**WHAT YOU ARE ASKED TO DO**
The listing below is to be output in its exact form.

**Stored items**
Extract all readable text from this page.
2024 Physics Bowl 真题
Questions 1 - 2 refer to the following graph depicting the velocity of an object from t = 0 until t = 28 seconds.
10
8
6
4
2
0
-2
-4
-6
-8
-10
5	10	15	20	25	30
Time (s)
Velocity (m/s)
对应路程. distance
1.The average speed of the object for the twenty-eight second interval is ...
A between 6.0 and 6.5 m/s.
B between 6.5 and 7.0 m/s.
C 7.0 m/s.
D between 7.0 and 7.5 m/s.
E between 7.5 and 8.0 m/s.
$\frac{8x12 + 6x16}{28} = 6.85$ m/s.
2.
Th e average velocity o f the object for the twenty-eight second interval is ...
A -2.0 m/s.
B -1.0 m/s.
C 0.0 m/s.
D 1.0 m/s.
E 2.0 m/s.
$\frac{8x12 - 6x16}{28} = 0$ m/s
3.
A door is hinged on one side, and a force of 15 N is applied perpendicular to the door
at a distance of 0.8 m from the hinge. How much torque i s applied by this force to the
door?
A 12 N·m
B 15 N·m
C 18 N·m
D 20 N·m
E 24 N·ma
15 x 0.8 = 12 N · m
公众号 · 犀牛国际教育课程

**TASK RESPONSE**
Extract all readable text from this page.
2024 Physics Bowl 真题
Questions 1 - 2 refer to the following graph depicting the velocity of an object from t = 0 until t = 28 seconds.
10
8
6
4
2
0
-2
-4
-6
-8
-10
5	10	15	20	25	30
Time (s)
Velocity (m/s)
对应路程. distance
1.The average speed of the object for the twenty-eight second interval is ...
A between 6.0 and 6.5 m/s.
B between 6.5 and 7.0 m/s.
C 7.0 m/s.
D between 7.0 and 7.5 m/s.
E between 7.5 and 8.0 m/s.
$\frac{8x12 + 6x16}{28} = 6.85$ m/s.
2.
Th e average velocity o f the object for the twenty-eight second interval is ...
A -2.0 m/s.
B -1.0 m/s.
C 0.0 m/s.
D 1.0 m/s.
E 2.0 m/s.
$\frac{8x12 - 6x16}{28} = 0$ m/s
3.
A door is hinged on one side, and a force of 15 N is applied perpendicular to the door
at a distance of 0.8 m from the hinge. How much torque i s applied by this force to the
door?
A 12 N·m
B 15 N·m
C 18 N·m
D 20 N·m
E 24 N·ma
15 x 0.8 = 12 N · m
公众号 · 犀牛国际教育课程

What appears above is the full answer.